** Start Data to use **

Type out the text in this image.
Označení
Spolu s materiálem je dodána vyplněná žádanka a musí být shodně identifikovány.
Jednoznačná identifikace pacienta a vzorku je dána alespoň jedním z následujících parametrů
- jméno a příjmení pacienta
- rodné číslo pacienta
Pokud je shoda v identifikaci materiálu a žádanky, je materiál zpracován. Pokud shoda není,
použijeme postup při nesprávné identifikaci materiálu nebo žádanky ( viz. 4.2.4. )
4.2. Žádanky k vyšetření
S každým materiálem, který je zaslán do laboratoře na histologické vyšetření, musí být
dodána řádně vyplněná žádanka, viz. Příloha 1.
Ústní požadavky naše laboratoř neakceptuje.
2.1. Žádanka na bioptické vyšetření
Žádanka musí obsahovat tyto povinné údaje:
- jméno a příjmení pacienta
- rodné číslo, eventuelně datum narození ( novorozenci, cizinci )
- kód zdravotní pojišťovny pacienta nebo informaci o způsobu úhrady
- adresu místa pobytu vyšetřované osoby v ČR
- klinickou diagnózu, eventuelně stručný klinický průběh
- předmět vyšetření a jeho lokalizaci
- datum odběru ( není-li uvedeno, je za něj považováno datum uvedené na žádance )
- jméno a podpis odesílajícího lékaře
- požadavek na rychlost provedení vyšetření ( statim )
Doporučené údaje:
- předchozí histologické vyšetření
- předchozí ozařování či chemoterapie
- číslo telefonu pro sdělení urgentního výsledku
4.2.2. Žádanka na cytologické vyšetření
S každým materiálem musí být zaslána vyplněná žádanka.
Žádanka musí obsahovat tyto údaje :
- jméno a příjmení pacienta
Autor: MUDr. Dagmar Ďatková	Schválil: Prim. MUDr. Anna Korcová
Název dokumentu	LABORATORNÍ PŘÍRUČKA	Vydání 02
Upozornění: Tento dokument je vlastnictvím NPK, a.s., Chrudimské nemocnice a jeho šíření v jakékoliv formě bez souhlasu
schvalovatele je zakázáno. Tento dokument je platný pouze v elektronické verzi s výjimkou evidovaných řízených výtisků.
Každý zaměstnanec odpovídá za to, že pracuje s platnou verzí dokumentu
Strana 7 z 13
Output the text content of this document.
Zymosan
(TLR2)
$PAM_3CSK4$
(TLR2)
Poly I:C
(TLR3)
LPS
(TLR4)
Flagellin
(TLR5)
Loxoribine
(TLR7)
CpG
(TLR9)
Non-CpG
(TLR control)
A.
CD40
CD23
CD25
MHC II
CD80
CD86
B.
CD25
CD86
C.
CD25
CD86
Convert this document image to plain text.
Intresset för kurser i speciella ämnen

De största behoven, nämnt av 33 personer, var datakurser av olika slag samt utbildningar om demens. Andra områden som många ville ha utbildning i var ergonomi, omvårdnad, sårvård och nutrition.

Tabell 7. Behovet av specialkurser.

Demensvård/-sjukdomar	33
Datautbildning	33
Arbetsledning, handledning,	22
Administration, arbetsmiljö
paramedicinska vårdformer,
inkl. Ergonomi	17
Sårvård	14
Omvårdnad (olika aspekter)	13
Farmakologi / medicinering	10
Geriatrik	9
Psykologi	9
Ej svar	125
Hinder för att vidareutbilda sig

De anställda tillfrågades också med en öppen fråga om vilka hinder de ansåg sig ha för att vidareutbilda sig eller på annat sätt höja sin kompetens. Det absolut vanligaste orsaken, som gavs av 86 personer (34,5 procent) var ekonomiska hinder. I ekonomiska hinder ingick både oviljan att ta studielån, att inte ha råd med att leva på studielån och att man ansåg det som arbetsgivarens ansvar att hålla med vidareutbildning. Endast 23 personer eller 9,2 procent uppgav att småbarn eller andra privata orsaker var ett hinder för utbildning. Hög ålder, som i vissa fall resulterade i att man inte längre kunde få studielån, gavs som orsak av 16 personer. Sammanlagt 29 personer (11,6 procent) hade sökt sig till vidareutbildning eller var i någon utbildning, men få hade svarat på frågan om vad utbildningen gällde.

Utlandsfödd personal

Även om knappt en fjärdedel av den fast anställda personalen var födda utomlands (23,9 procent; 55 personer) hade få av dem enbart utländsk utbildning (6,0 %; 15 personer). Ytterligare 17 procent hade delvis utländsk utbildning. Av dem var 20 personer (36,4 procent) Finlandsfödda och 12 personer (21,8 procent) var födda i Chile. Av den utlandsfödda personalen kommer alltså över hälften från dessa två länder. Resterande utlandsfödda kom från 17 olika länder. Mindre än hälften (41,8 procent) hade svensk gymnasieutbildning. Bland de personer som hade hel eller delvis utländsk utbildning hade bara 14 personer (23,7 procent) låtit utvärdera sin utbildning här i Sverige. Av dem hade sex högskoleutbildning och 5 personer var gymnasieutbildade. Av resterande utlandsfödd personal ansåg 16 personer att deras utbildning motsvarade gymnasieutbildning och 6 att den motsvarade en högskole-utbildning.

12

** End Data to use **

Retype the data in full and match it exactly.

Type out the text in this image.
Označení
Spolu s materiálem je dodána vyplněná žádanka a musí být shodně identifikovány.
Jednoznačná identifikace pacienta a vzorku je dána alespoň jedním z následujících parametrů
- jméno a příjmení pacienta
- rodné číslo pacienta
Pokud je shoda v identifikaci materiálu a žádanky, je materiál zpracován. Pokud shoda není,
použijeme postup při nesprávné identifikaci materiálu nebo žádanky ( viz. 4.2.4. )
4.2. Žádanky k vyšetření
S každým materiálem, který je zaslán do laboratoře na histologické vyšetření, musí být
dodána řádně vyplněná žádanka, viz. Příloha 1.
Ústní požadavky naše laboratoř neakceptuje.
2.1. Žádanka na bioptické vyšetření
Žádanka musí obsahovat tyto povinné údaje:
- jméno a příjmení pacienta
- rodné číslo, eventuelně datum narození ( novorozenci, cizinci )
- kód zdravotní pojišťovny pacienta nebo informaci o způsobu úhrady
- adresu místa pobytu vyšetřované osoby v ČR
- klinickou diagnózu, eventuelně stručný klinický průběh
- předmět vyšetření a jeho lokalizaci
- datum odběru ( není-li uvedeno, je za něj považováno datum uvedené na žádance )
- jméno a podpis odesílajícího lékaře
- požadavek na rychlost provedení vyšetření ( statim )
Doporučené údaje:
- předchozí histologické vyšetření
- předchozí ozařování či chemoterapie
- číslo telefonu pro sdělení urgentního výsledku
4.2.2. Žádanka na cytologické vyšetření
S každým materiálem musí být zaslána vyplněná žádanka.
Žádanka musí obsahovat tyto údaje :
- jméno a příjmení pacienta
Autor: MUDr. Dagmar Ďatková	Schválil: Prim. MUDr. Anna Korcová
Název dokumentu	LABORATORNÍ PŘÍRUČKA	Vydání 02
Upozornění: Tento dokument je vlastnictvím NPK, a.s., Chrudimské nemocnice a jeho šíření v jakékoliv formě bez souhlasu
schvalovatele je zakázáno. Tento dokument je platný pouze v elektronické verzi s výjimkou evidovaných řízených výtisků.
Každý zaměstnanec odpovídá za to, že pracuje s platnou verzí dokumentu
Strana 7 z 13
Output the text content of this document.
Zymosan
(TLR2)
$PAM_3CSK4$
(TLR2)
Poly I:C
(TLR3)
LPS
(TLR4)
Flagellin
(TLR5)
Loxoribine
(TLR7)
CpG
(TLR9)
Non-CpG
(TLR control)
A.
CD40
CD23
CD25
MHC II
CD80
CD86
B.
CD25
CD86
C.
CD25
CD86
Convert this document image to plain text.
Intresset för kurser i speciella ämnen

De största behoven, nämnt av 33 personer, var datakurser av olika slag samt utbildningar om demens. Andra områden som många ville ha utbildning i var ergonomi, omvårdnad, sårvård och nutrition.

Tabell 7. Behovet av specialkurser.

Demensvård/-sjukdomar	33
Datautbildning	33
Arbetsledning, handledning,	22
Administration, arbetsmiljö
paramedicinska vårdformer,
inkl. Ergonomi	17
Sårvård	14
Omvårdnad (olika aspekter)	13
Farmakologi / medicinering	10
Geriatrik	9
Psykologi	9
Ej svar	125
Hinder för att vidareutbilda sig

De anställda tillfrågades också med en öppen fråga om vilka hinder de ansåg sig ha för att vidareutbilda sig eller på annat sätt höja sin kompetens. Det absolut vanligaste orsaken, som gavs av 86 personer (34,5 procent) var ekonomiska hinder. I ekonomiska hinder ingick både oviljan att ta studielån, att inte ha råd med att leva på studielån och att man ansåg det som arbetsgivarens ansvar att hålla med vidareutbildning. Endast 23 personer eller 9,2 procent uppgav att småbarn eller andra privata orsaker var ett hinder för utbildning. Hög ålder, som i vissa fall resulterade i att man inte längre kunde få studielån, gavs som orsak av 16 personer. Sammanlagt 29 personer (11,6 procent) hade sökt sig till vidareutbildning eller var i någon utbildning, men få hade svarat på frågan om vad utbildningen gällde.

Utlandsfödd personal

Även om knappt en fjärdedel av den fast anställda personalen var födda utomlands (23,9 procent; 55 personer) hade få av dem enbart utländsk utbildning (6,0 %; 15 personer). Ytterligare 17 procent hade delvis utländsk utbildning. Av dem var 20 personer (36,4 procent) Finlandsfödda och 12 personer (21,8 procent) var födda i Chile. Av den utlandsfödda personalen kommer alltså över hälften från dessa två länder. Resterande utlandsfödda kom från 17 olika länder. Mindre än hälften (41,8 procent) hade svensk gymnasieutbildning. Bland de personer som hade hel eller delvis utländsk utbildning hade bara 14 personer (23,7 procent) låtit utvärdera sin utbildning här i Sverige. Av dem hade sex högskoleutbildning och 5 personer var gymnasieutbildade. Av resterande utlandsfödd personal ansåg 16 personer att deras utbildning motsvarade gymnasieutbildning och 6 att den motsvarade en högskole-utbildning.

12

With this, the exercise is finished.